### Material to process

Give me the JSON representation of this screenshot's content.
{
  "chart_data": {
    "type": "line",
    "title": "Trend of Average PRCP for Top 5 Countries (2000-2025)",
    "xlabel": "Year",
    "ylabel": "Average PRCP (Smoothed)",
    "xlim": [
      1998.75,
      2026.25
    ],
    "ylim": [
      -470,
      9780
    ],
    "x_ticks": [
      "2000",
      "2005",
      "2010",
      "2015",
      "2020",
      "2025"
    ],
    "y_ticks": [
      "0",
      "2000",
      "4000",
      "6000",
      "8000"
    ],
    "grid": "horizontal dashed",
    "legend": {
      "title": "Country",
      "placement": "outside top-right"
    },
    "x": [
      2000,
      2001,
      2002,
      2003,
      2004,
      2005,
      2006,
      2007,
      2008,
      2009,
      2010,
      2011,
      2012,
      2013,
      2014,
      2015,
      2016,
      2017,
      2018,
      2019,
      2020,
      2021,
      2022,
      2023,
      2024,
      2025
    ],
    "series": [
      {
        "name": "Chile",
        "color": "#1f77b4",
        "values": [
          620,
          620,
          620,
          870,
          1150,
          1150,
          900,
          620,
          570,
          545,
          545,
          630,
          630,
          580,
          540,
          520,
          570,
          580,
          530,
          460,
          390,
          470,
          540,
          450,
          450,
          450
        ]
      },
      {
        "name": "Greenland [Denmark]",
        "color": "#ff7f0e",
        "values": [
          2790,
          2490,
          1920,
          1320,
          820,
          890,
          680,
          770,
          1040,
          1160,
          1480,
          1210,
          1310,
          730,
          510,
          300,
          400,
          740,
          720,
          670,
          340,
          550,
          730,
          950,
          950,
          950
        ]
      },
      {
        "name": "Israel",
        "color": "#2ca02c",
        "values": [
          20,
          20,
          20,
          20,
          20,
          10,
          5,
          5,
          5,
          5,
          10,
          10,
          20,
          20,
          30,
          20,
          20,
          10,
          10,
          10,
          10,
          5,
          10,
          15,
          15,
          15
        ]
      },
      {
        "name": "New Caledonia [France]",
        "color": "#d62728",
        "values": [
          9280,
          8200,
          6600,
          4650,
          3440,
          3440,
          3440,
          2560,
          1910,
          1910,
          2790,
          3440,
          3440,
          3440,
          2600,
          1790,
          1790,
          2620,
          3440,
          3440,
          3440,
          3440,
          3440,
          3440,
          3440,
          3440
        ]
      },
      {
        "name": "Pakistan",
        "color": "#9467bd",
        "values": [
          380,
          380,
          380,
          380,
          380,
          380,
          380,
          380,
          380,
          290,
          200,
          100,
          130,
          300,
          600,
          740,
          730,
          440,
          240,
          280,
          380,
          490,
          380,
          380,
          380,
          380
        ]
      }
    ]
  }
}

### Given task
Determine how many lines of this listing contain "PRCP", and give only the number.

### Exercise output
2